#### Records for processing ####

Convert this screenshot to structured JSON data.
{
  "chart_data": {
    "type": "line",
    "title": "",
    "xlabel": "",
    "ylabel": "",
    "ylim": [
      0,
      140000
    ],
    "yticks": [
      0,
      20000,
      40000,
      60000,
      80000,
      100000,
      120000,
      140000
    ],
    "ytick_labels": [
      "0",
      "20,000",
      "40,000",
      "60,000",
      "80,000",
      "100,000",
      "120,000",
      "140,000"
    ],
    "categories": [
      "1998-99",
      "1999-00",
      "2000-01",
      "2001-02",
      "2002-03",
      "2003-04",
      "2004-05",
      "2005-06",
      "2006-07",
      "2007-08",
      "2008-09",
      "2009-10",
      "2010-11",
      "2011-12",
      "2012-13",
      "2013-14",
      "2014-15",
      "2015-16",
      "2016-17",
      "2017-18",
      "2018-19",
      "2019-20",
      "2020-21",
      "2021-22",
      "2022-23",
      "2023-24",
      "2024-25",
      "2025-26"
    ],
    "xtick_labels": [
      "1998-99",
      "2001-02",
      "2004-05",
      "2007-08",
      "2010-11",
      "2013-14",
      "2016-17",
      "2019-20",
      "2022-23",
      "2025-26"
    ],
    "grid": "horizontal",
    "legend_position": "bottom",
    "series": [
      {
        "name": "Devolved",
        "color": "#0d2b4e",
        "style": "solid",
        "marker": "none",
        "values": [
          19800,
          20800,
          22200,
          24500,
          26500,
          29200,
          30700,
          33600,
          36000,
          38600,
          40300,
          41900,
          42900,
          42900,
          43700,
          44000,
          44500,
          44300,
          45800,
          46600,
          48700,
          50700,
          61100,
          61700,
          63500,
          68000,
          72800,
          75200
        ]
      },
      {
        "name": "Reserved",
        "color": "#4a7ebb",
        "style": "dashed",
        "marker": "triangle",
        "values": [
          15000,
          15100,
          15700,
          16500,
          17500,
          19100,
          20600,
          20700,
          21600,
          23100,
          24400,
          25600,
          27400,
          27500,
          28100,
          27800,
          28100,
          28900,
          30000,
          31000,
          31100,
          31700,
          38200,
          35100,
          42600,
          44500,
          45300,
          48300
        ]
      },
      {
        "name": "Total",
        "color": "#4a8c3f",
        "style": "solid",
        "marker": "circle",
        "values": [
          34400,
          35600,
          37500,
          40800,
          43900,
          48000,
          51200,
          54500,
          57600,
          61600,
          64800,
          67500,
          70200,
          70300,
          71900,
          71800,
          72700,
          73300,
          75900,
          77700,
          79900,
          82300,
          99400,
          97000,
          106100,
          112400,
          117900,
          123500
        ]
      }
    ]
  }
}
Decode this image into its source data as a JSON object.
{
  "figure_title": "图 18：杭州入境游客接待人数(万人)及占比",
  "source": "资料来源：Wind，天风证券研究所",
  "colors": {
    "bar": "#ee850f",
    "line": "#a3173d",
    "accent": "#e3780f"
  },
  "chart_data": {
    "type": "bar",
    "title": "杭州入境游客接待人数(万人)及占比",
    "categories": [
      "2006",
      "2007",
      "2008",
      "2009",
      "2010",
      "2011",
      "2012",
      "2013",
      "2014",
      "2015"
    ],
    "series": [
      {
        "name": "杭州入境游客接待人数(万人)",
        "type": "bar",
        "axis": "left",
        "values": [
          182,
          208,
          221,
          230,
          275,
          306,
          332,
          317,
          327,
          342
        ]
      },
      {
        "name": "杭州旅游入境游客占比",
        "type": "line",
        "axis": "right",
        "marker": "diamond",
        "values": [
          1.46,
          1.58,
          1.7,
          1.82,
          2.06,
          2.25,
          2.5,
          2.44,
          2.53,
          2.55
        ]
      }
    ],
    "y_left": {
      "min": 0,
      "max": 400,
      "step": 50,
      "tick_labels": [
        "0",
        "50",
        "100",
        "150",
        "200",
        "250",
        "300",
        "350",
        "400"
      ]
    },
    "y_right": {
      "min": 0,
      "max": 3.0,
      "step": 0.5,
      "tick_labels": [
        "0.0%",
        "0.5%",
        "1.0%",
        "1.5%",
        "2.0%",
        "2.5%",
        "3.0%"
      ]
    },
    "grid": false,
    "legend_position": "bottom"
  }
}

####

Brief -> Write out exactly the lines of the entries above that run from the line containing "Decode this image" through the last line, including both.

Complete answer ->
Decode this image into its source data as a JSON object.
{
  "figure_title": "图 18：杭州入境游客接待人数(万人)及占比",
  "source": "资料来源：Wind，天风证券研究所",
  "colors": {
    "bar": "#ee850f",
    "line": "#a3173d",
    "accent": "#e3780f"
  },
  "chart_data": {
    "type": "bar",
    "title": "杭州入境游客接待人数(万人)及占比",
    "categories": [
      "2006",
      "2007",
      "2008",
      "2009",
      "2010",
      "2011",
      "2012",
      "2013",
      "2014",
      "2015"
    ],
    "series": [
      {
        "name": "杭州入境游客接待人数(万人)",
        "type": "bar",
        "axis": "left",
        "values": [
          182,
          208,
          221,
          230,
          275,
          306,
          332,
          317,
          327,
          342
        ]
      },
      {
        "name": "杭州旅游入境游客占比",
        "type": "line",
        "axis": "right",
        "marker": "diamond",
        "values": [
          1.46,
          1.58,
          1.7,
          1.82,
          2.06,
          2.25,
          2.5,
          2.44,
          2.53,
          2.55
        ]
      }
    ],
    "y_left": {
      "min": 0,
      "max": 400,
      "step": 50,
      "tick_labels": [
        "0",
        "50",
        "100",
        "150",
        "200",
        "250",
        "300",
        "350",
        "400"
      ]
    },
    "y_right": {
      "min": 0,
      "max": 3.0,
      "step": 0.5,
      "tick_labels": [
        "0.0%",
        "0.5%",
        "1.0%",
        "1.5%",
        "2.0%",
        "2.5%",
        "3.0%"
      ]
    },
    "grid": false,
    "legend_position": "bottom"
  }
}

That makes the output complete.